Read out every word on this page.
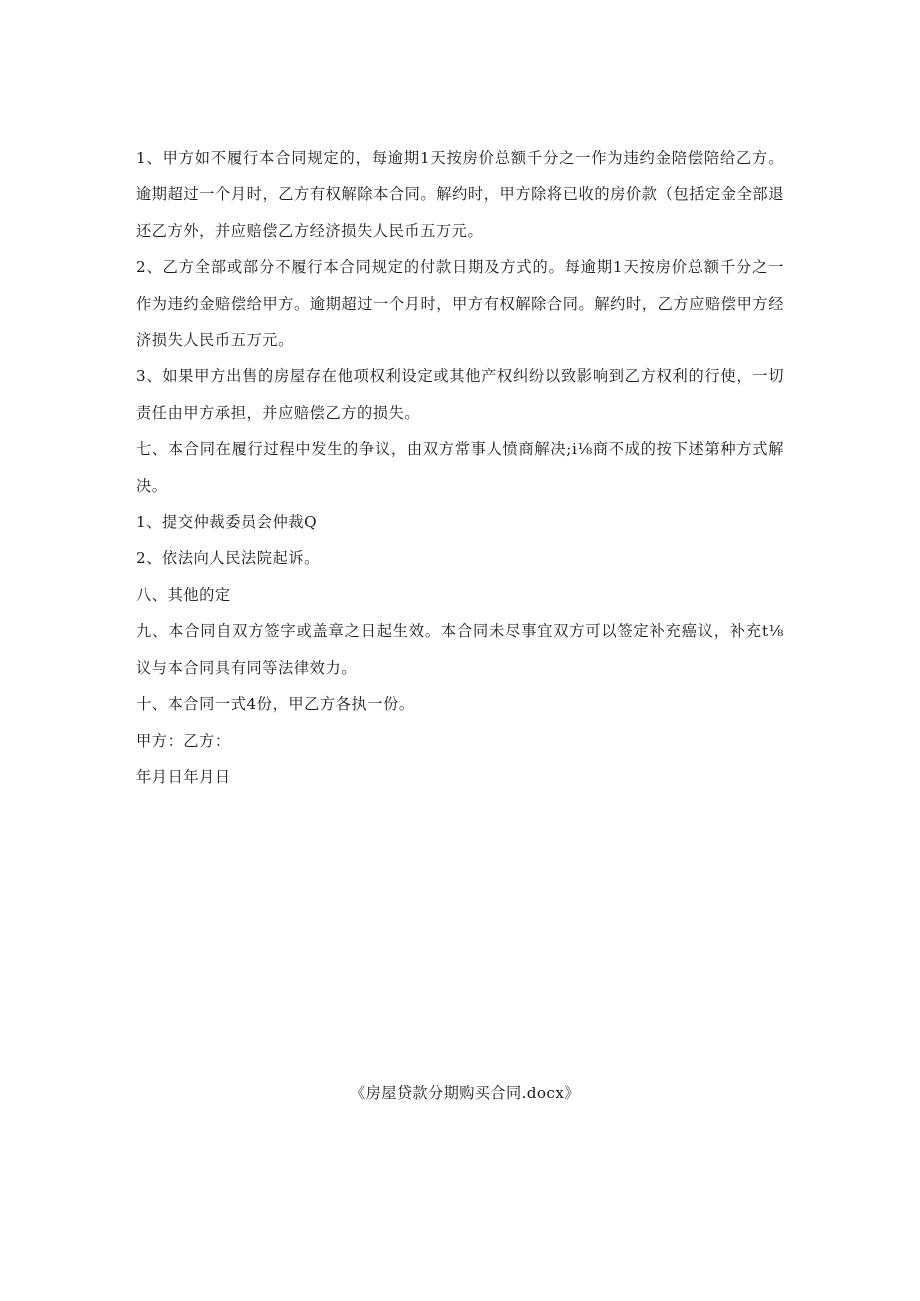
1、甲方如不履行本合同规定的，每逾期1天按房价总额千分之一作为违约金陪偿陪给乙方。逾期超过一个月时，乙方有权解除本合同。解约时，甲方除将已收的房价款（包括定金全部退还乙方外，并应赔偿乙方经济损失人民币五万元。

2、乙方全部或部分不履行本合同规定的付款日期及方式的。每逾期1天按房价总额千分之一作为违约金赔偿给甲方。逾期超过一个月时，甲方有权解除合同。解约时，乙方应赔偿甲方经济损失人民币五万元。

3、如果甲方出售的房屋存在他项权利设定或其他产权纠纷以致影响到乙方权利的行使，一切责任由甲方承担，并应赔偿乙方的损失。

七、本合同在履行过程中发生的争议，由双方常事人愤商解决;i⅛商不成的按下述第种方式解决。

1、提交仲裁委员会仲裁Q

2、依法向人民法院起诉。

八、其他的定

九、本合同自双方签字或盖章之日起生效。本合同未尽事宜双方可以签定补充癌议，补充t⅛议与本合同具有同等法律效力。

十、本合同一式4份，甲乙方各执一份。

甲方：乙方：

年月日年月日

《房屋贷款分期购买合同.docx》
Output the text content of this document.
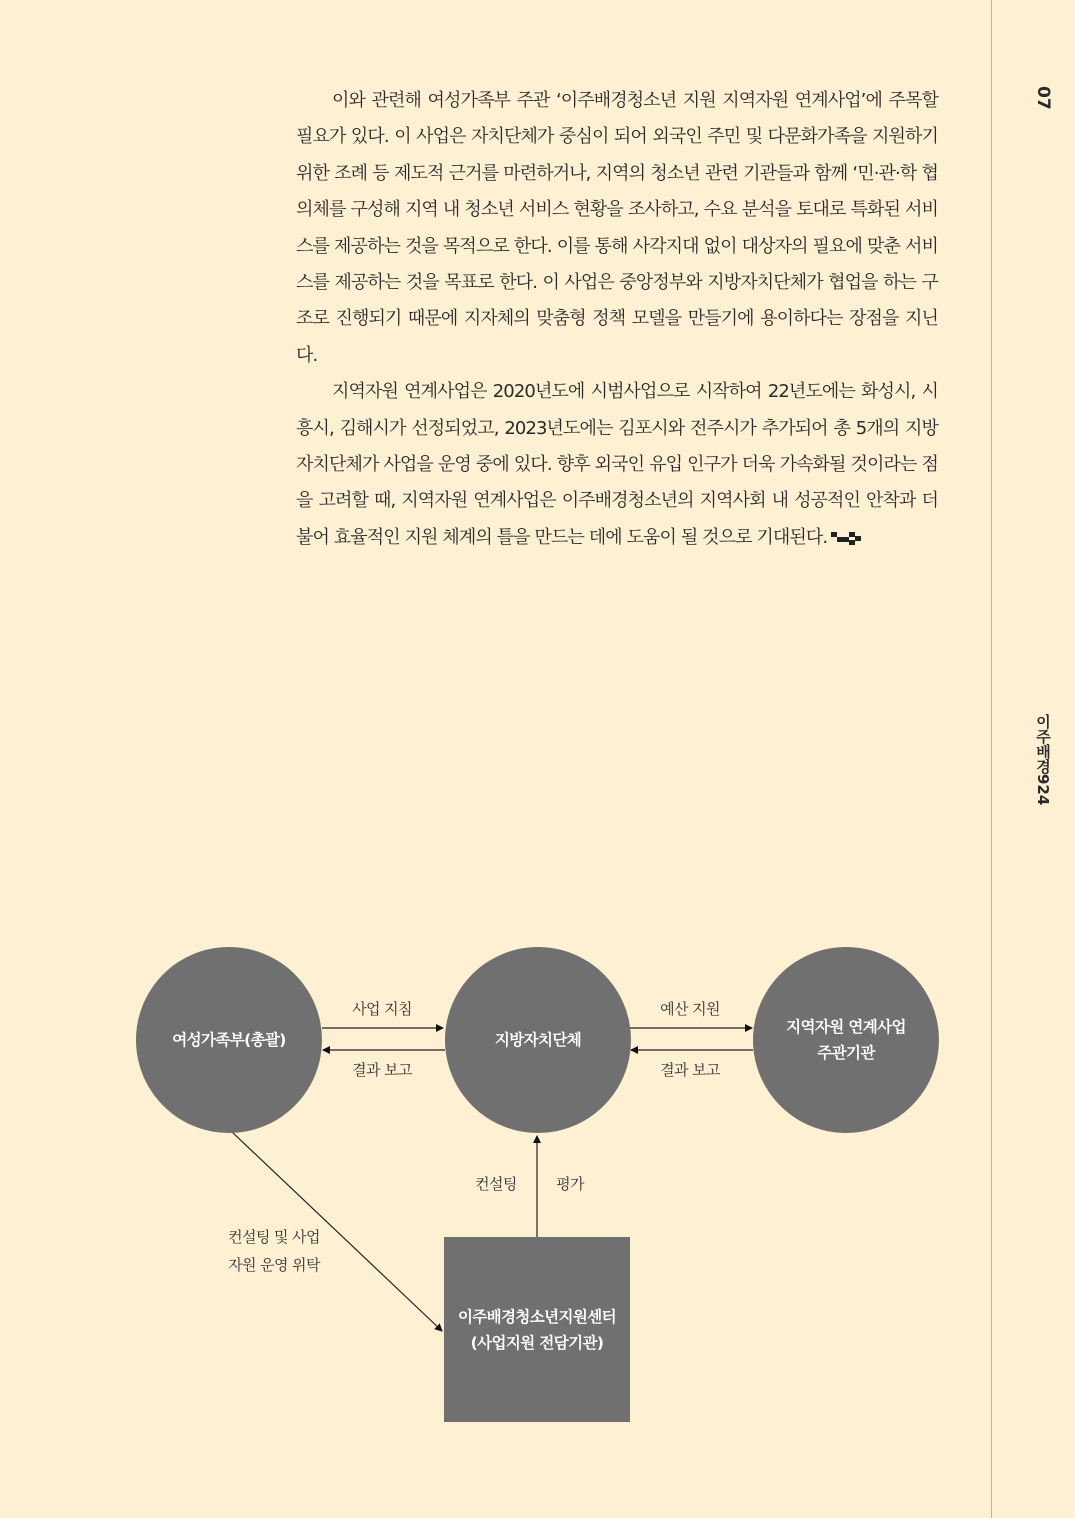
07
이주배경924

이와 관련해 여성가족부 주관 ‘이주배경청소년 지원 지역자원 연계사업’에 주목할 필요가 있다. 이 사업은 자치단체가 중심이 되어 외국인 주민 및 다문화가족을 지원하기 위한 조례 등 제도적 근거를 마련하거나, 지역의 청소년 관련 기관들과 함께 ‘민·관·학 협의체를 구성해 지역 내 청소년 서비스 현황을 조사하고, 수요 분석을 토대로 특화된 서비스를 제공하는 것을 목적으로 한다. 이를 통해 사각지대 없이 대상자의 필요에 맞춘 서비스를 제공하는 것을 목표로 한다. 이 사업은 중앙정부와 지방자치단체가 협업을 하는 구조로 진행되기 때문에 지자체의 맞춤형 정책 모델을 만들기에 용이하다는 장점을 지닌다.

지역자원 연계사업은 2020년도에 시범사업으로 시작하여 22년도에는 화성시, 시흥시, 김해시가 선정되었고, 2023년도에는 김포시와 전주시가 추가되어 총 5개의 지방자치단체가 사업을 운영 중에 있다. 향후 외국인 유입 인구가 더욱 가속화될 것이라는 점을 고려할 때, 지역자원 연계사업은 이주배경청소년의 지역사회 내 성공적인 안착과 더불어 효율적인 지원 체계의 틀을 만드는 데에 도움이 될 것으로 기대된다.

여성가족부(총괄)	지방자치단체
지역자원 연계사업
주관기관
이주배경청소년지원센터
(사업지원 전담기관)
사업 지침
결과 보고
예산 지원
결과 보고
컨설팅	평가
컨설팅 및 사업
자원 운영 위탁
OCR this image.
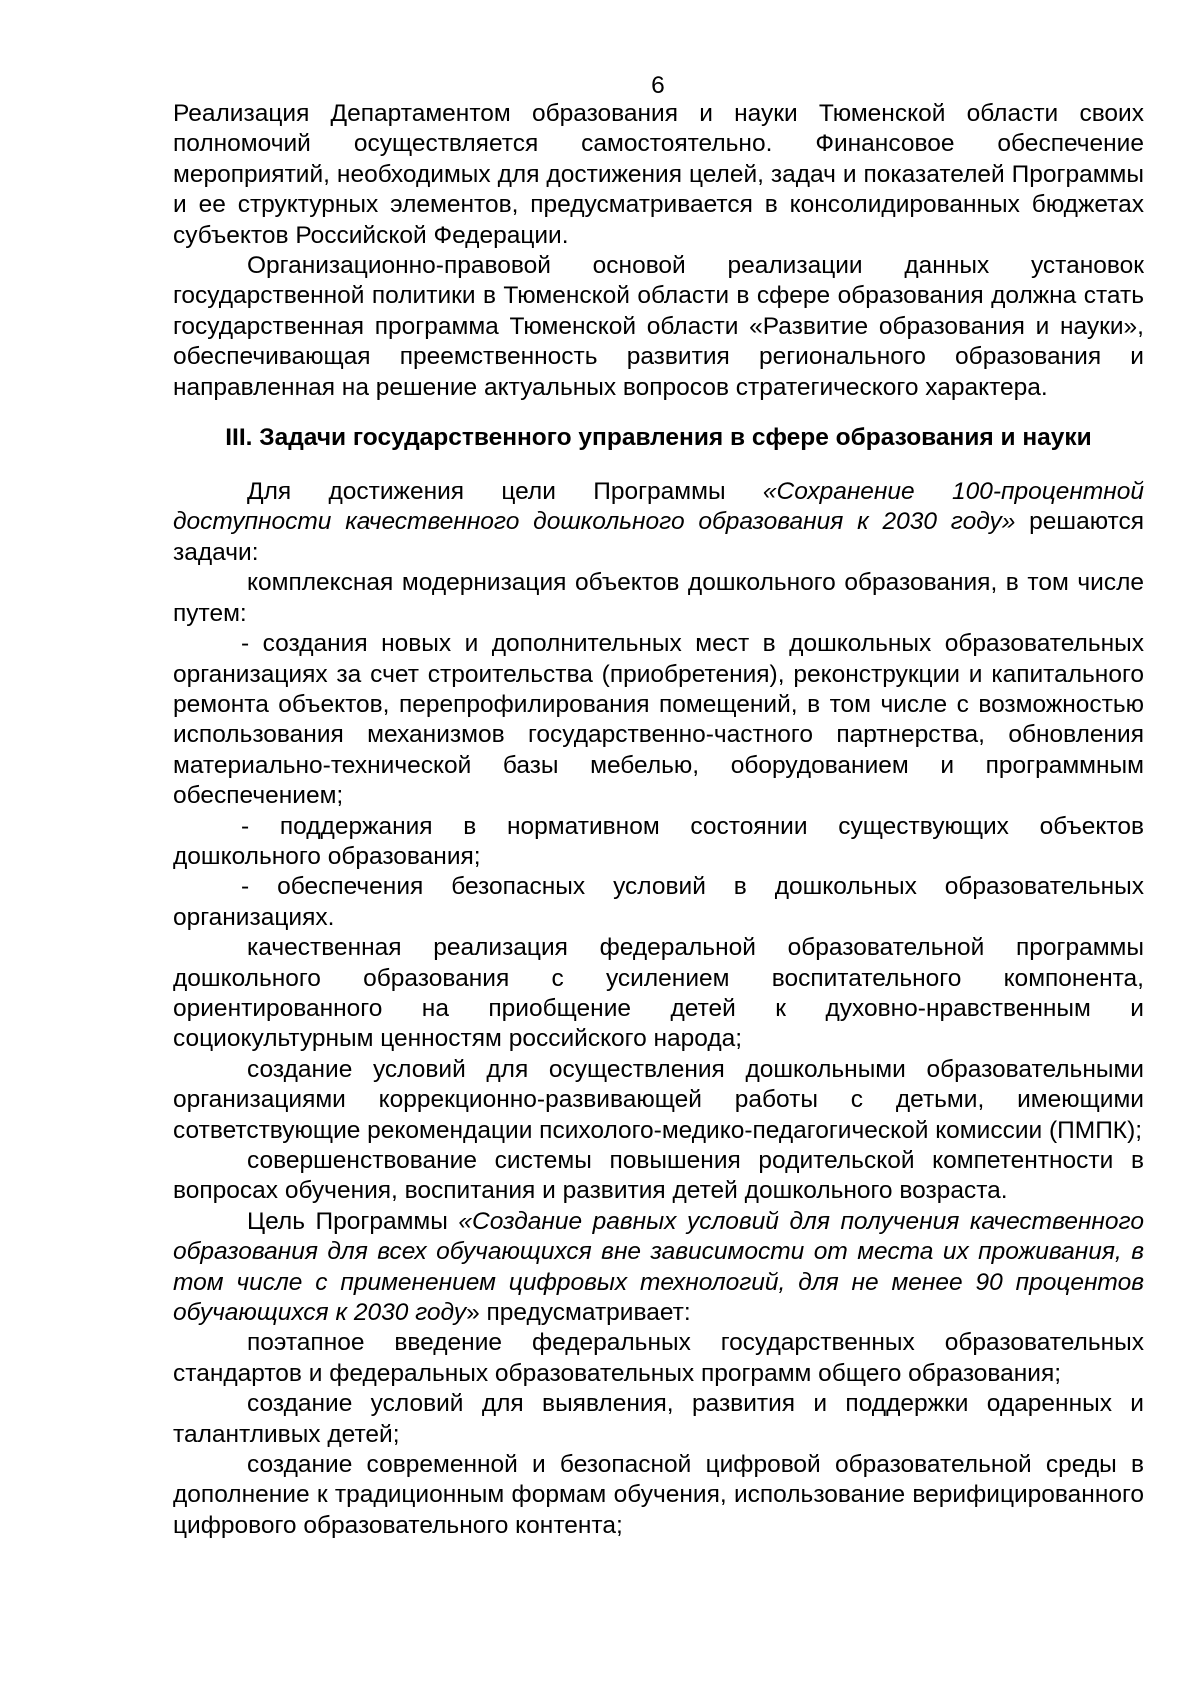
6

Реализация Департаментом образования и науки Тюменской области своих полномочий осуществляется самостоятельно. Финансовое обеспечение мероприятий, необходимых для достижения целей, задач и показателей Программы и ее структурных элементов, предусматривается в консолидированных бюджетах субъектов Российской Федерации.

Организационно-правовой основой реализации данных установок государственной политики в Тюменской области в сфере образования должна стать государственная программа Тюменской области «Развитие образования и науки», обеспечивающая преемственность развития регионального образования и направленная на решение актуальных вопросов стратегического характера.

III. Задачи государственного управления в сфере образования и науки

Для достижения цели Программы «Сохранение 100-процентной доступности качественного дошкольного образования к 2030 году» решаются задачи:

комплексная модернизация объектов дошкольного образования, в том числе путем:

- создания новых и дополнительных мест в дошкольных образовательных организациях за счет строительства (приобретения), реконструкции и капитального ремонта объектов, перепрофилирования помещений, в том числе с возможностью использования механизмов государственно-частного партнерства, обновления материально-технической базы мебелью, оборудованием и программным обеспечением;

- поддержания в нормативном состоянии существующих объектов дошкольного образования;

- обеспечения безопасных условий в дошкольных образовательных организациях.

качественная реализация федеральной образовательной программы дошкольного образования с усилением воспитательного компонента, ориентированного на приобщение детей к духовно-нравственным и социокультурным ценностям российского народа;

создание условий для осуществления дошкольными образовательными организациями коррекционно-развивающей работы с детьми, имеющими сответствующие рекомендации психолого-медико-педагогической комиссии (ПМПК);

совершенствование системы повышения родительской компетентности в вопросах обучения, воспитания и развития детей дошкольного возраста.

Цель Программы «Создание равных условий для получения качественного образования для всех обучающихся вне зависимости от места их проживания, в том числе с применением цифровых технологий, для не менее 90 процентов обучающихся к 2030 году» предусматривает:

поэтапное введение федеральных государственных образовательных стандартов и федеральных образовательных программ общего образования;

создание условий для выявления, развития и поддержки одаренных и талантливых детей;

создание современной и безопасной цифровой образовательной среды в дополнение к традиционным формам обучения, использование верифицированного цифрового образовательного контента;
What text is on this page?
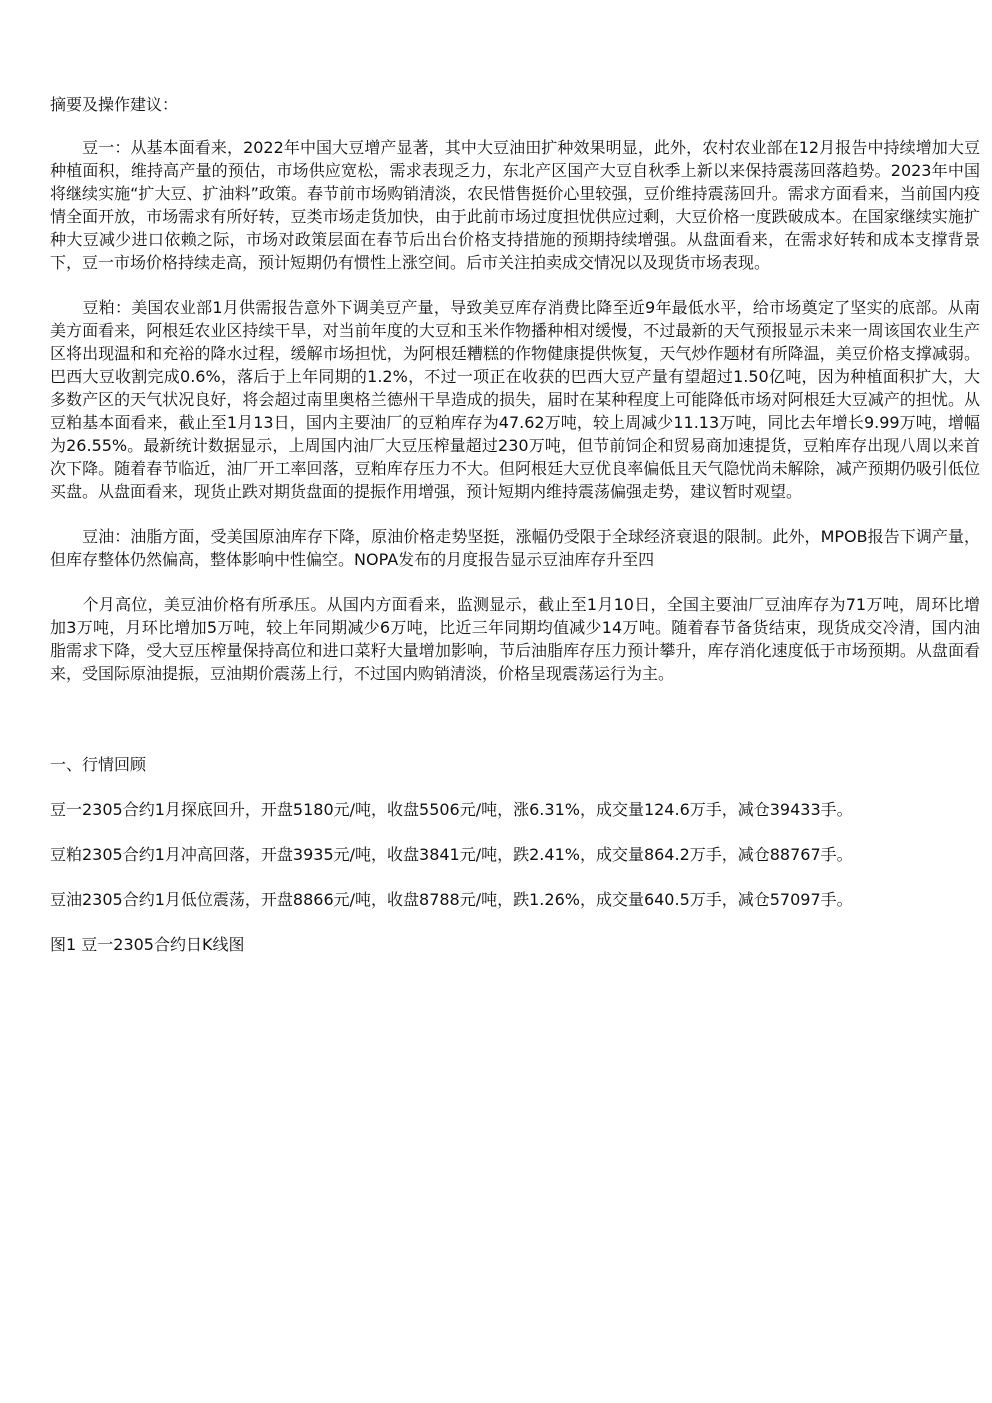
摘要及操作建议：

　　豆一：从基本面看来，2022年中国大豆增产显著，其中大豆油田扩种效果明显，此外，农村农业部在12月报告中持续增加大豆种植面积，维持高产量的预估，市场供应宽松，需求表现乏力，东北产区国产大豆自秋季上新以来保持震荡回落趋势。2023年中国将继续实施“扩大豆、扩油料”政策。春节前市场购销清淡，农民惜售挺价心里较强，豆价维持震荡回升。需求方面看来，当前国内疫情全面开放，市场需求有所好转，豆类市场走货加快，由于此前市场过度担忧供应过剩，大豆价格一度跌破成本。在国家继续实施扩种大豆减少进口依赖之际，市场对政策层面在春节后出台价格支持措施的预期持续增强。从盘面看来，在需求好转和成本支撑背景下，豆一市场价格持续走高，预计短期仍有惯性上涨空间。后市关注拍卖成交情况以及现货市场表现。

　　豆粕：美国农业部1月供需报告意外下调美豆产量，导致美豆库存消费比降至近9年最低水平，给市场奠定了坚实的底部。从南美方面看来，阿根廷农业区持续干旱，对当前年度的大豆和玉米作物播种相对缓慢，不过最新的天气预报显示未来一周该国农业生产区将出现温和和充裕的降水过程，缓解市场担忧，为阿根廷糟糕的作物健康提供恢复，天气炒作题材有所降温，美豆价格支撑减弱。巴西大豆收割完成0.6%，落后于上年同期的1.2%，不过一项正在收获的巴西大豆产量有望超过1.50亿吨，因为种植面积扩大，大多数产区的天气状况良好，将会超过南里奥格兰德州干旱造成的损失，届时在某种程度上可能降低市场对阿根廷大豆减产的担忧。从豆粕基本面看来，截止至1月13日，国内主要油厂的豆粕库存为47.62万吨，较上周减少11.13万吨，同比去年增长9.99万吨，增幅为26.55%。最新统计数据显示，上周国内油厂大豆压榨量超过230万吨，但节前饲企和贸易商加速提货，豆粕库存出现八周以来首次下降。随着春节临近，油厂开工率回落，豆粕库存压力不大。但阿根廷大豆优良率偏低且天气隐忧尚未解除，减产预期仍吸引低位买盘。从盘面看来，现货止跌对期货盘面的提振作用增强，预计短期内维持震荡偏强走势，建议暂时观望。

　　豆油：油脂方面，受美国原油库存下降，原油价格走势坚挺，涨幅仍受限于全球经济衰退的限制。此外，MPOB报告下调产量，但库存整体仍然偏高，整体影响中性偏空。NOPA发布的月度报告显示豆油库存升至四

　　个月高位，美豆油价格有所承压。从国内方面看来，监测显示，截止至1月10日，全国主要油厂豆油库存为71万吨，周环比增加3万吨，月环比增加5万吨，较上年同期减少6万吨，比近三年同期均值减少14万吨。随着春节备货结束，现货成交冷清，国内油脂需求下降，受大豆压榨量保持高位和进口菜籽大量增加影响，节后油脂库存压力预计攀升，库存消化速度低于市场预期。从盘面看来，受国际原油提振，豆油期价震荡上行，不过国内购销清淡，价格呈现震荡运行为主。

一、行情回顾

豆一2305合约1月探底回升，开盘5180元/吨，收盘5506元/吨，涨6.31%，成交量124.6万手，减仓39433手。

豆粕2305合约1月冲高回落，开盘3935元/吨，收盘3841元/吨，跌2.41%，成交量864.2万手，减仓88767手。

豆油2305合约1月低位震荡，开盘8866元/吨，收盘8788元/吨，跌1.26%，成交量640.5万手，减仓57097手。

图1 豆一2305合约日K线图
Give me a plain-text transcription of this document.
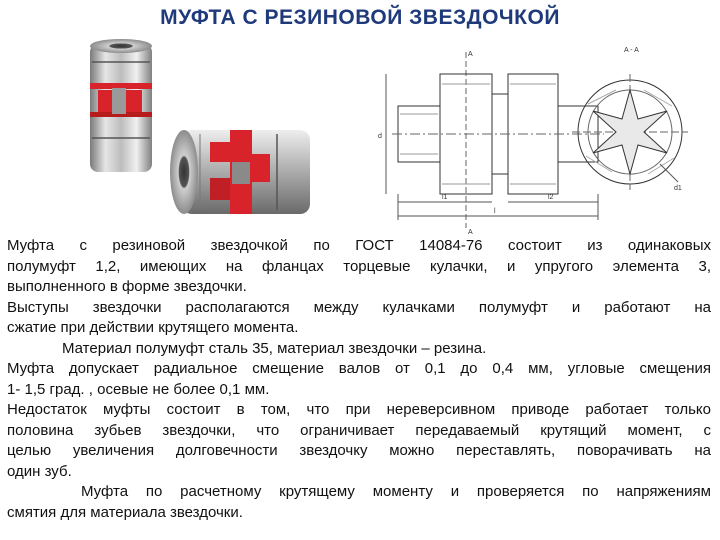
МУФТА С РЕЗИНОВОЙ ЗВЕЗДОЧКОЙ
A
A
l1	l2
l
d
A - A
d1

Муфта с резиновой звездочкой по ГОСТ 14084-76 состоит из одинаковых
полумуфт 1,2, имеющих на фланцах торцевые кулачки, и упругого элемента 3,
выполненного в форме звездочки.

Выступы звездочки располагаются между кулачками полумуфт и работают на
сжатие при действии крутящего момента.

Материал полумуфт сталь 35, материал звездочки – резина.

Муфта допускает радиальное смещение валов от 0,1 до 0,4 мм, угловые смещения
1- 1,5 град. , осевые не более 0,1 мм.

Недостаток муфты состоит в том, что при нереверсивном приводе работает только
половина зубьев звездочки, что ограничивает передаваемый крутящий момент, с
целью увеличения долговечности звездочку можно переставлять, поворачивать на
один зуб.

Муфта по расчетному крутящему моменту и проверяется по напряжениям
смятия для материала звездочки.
::::::::
> [What you are asked to do]: Starting at the line that contains "Give me a plain-text", write out every line through the end of the entries, both ends included, without any pictures.

> [Written response]:
Give me a plain-text transcription of this document.
МУФТА С РЕЗИНОВОЙ ЗВЕЗДОЧКОЙ
A
A
l1	l2
l
d
A - A
d1

Муфта с резиновой звездочкой по ГОСТ 14084-76 состоит из одинаковых
полумуфт 1,2, имеющих на фланцах торцевые кулачки, и упругого элемента 3,
выполненного в форме звездочки.

Выступы звездочки располагаются между кулачками полумуфт и работают на
сжатие при действии крутящего момента.

Материал полумуфт сталь 35, материал звездочки – резина.

Муфта допускает радиальное смещение валов от 0,1 до 0,4 мм, угловые смещения
1- 1,5 град. , осевые не более 0,1 мм.

Недостаток муфты состоит в том, что при нереверсивном приводе работает только
половина зубьев звездочки, что ограничивает передаваемый крутящий момент, с
целью увеличения долговечности звездочку можно переставлять, поворачивать на
один зуб.

Муфта по расчетному крутящему моменту и проверяется по напряжениям
смятия для материала звездочки.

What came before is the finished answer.